• [Task goal]: From the entries below, copy every line where the string "University" appears.

• [Dataset excerpt]:
------------------------------------

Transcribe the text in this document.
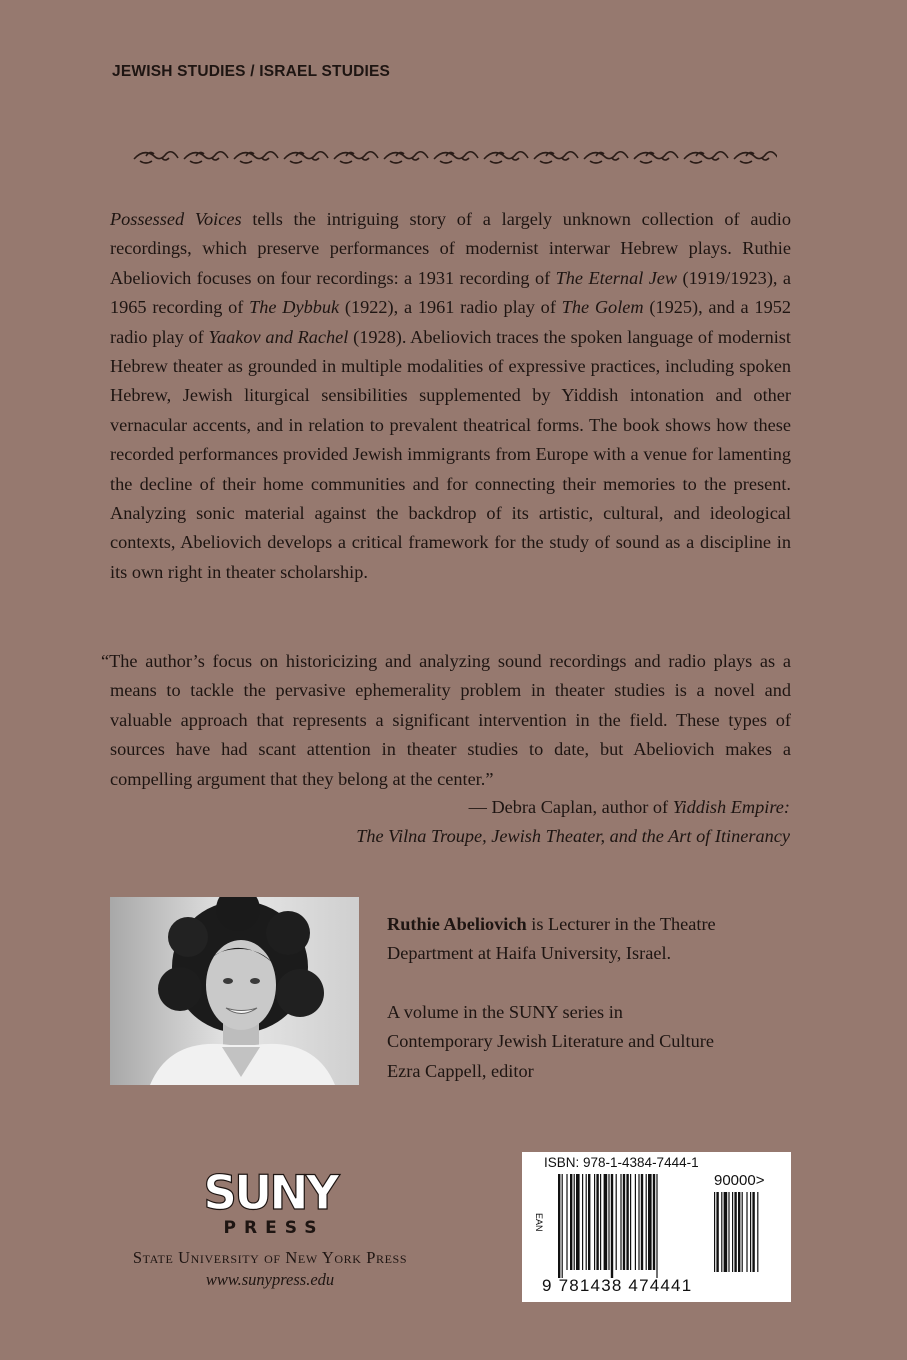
JEWISH STUDIES / ISRAEL STUDIES

Possessed Voices tells the intriguing story of a largely unknown collection of audio recordings, which preserve performances of modernist interwar Hebrew plays. Ruthie Abeliovich focuses on four recordings: a 1931 recording of The Eternal Jew (1919/1923), a 1965 recording of The Dybbuk (1922), a 1961 radio play of The Golem (1925), and a 1952 radio play of Yaakov and Rachel (1928). Abeliovich traces the spoken language of modernist Hebrew theater as grounded in multiple modalities of expressive practices, including spoken Hebrew, Jewish liturgical sensibilities supplemented by Yiddish intonation and other vernacular accents, and in relation to prevalent theatrical forms. The book shows how these recorded performances provided Jewish immigrants from Europe with a venue for lamenting the decline of their home communities and for connecting their memories to the present. Analyzing sonic material against the backdrop of its artistic, cultural, and ideological contexts, Abeliovich develops a critical framework for the study of sound as a discipline in its own right in theater scholarship.

“The author’s focus on historicizing and analyzing sound recordings and radio plays as a means to tackle the pervasive ephemerality problem in theater studies is a novel and valuable approach that represents a significant intervention in the field. These types of sources have had scant attention in theater studies to date, but Abeliovich makes a compelling argument that they belong at the center.”

— Debra Caplan, author of Yiddish Empire:
The Vilna Troupe, Jewish Theater, and the Art of Itinerancy

Ruthie Abeliovich is Lecturer in the Theatre Department at Haifa University, Israel.

A volume in the SUNY series in

Contemporary Jewish Literature and Culture

Ezra Cappell, editor

SUNY
PRESS
State University of New York Press
www.sunypress.edu
ISBN: 978-1-4384-7444-1
90000>
EAN
9 781438 474441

------------------------------------

• [The answer]:
Ruthie Abeliovich is Lecturer in the Theatre Department at Haifa University, Israel.
State University of New York Press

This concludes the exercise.